■ **EXERCISE BRIEF**:
Take each line containing "Грэма" and report it exactly as written.

————

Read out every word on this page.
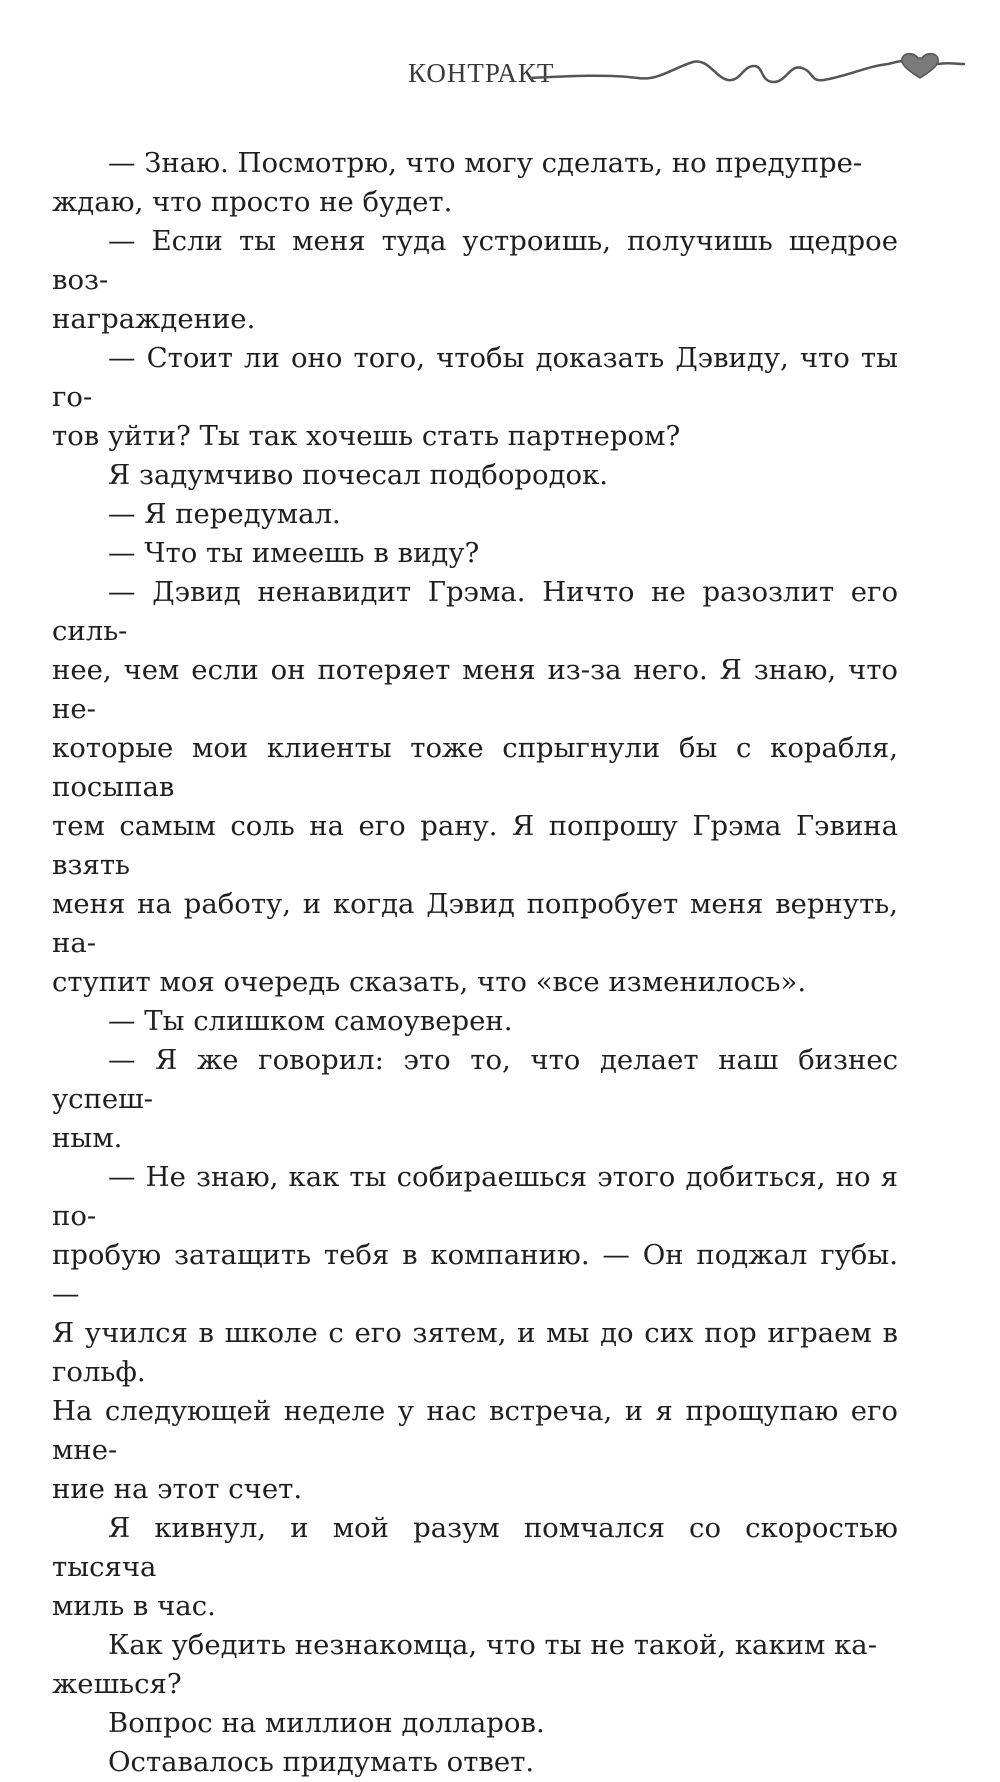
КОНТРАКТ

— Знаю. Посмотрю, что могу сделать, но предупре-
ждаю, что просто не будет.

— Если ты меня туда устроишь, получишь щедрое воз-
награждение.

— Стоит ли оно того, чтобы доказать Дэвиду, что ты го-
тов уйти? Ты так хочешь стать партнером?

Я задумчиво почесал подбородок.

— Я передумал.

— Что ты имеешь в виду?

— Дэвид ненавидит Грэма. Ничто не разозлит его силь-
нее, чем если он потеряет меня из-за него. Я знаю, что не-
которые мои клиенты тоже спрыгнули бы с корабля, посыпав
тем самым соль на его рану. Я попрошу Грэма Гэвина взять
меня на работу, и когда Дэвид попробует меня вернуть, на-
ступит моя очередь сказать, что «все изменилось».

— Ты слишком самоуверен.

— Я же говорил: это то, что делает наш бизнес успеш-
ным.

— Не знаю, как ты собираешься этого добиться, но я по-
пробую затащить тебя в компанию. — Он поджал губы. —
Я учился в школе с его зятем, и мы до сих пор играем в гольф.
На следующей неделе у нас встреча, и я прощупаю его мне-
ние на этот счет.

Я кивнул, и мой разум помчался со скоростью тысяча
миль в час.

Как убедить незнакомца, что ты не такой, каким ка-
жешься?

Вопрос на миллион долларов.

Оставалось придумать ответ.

————

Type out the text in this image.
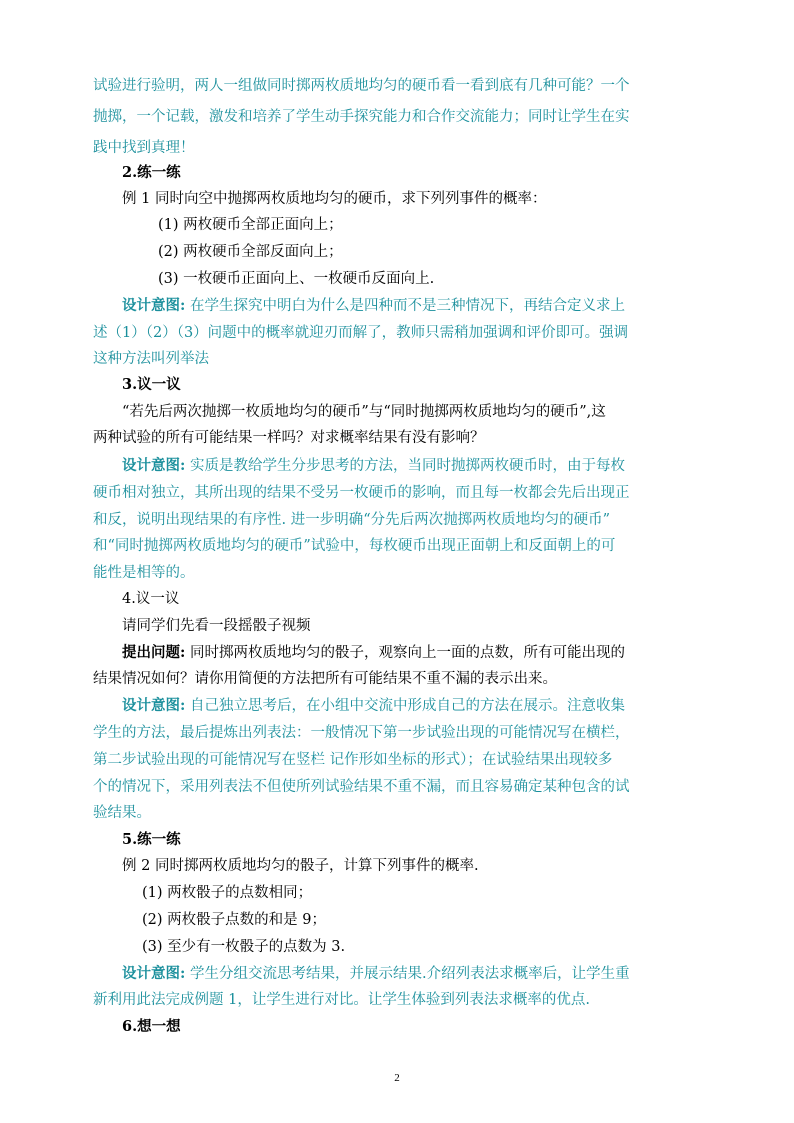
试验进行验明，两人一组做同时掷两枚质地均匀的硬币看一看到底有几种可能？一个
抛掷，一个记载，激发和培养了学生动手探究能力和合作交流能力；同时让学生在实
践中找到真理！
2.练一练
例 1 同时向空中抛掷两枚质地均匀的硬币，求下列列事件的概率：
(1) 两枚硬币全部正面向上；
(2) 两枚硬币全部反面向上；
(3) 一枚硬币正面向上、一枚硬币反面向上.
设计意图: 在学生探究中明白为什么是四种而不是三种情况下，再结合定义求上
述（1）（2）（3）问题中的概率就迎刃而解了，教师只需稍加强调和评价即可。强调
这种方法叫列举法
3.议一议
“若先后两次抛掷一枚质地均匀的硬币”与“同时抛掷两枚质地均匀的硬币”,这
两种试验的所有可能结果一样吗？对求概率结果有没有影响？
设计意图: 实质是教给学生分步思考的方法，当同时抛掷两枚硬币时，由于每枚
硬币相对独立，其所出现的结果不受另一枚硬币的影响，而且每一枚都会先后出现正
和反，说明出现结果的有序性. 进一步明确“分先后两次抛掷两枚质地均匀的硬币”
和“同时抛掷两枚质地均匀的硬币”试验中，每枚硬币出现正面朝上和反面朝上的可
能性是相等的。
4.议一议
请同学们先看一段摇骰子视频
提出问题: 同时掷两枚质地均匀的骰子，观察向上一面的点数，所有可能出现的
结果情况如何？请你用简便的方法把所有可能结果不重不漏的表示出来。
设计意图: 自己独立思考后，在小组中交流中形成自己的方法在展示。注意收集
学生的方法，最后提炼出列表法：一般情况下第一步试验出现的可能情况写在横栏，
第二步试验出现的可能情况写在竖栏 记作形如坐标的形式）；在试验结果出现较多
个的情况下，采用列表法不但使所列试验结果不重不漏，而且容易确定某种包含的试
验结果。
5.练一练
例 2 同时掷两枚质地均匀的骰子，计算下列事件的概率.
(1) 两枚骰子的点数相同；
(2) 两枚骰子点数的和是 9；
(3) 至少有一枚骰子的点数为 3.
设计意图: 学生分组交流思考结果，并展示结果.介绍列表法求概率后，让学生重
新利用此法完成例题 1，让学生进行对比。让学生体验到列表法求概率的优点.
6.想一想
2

————

■ **ANSWER TO THIS EXERCISE**:
— Дэвид ненавидит Грэма. Ничто не разозлит его силь-
тем самым соль на его рану. Я попрошу Грэма Гэвина взять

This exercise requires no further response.